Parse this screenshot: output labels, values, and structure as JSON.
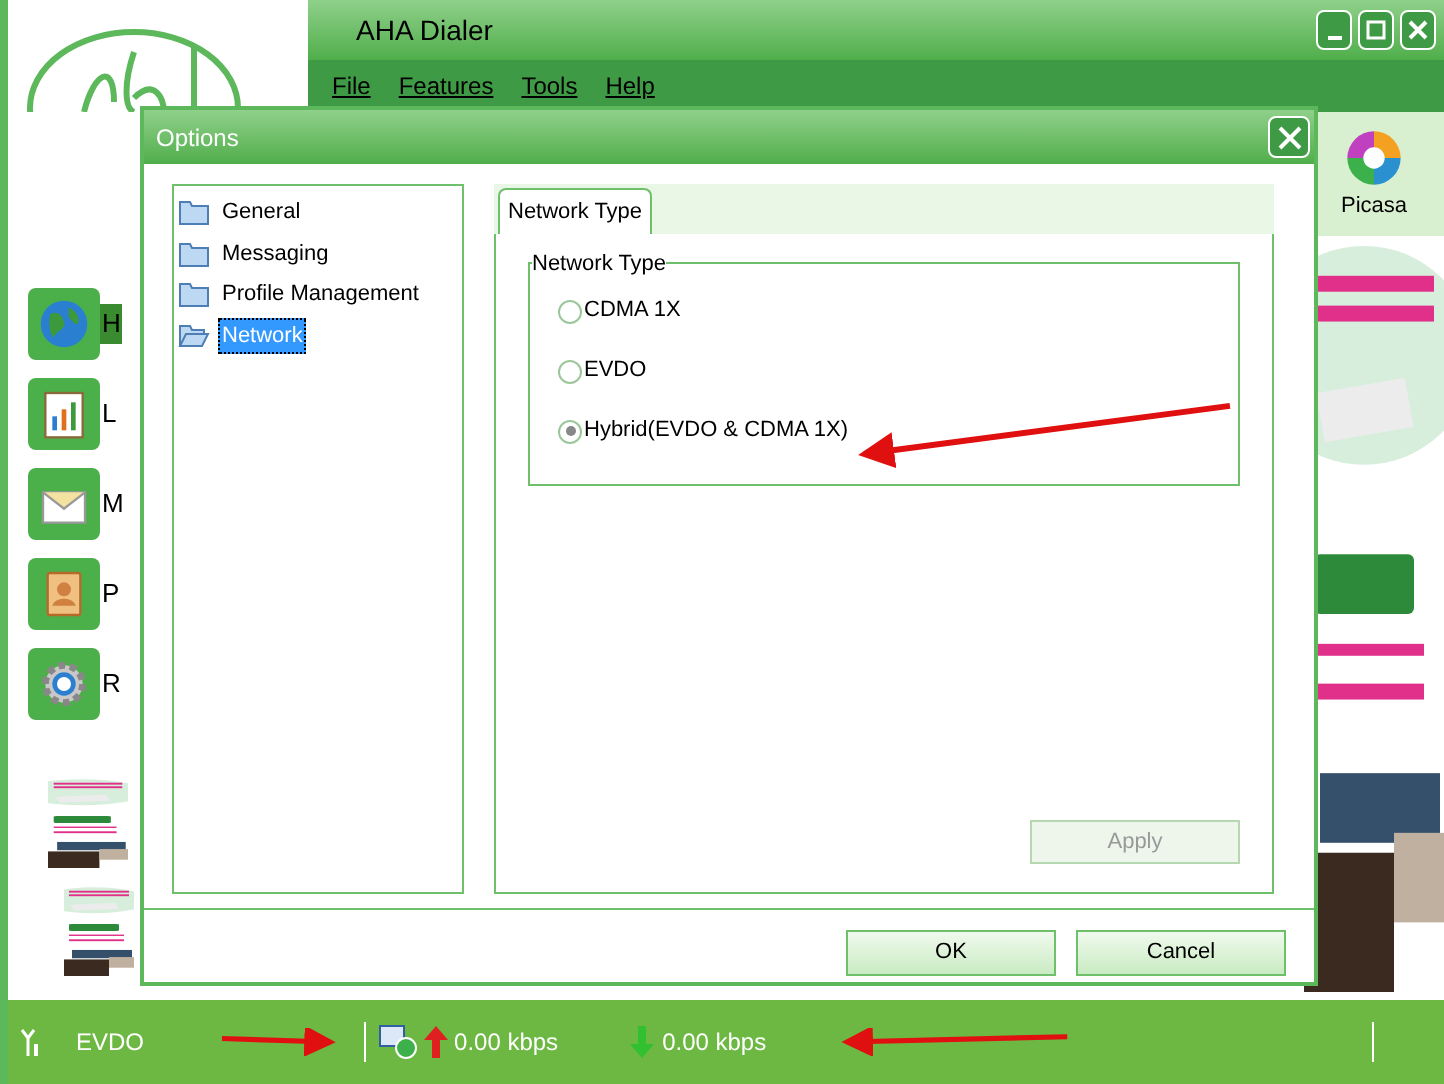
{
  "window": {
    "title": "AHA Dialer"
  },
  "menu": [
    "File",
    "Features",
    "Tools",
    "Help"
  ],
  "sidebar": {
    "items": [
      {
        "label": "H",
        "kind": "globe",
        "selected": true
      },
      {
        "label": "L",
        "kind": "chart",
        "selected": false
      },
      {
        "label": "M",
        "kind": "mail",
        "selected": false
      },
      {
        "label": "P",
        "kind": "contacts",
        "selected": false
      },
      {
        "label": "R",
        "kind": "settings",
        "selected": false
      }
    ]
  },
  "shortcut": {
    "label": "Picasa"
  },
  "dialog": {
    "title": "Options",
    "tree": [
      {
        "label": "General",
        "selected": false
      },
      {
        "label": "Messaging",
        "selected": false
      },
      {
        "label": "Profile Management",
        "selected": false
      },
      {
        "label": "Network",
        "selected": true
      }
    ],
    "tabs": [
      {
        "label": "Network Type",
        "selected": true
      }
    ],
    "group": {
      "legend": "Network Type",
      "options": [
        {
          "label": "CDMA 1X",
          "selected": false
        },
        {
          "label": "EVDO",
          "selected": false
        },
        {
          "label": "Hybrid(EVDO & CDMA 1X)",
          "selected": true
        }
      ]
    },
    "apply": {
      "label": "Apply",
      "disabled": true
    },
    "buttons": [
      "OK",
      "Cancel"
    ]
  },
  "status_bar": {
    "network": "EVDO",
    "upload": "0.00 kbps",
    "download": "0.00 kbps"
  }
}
━━━
**WHAT IS BEING ASKED:** Identify the lines above with the word "kind". Copy them.

**WRITTEN RESPONSE:**
        "kind": "globe",
        "kind": "chart",
        "kind": "mail",
        "kind": "contacts",
        "kind": "settings",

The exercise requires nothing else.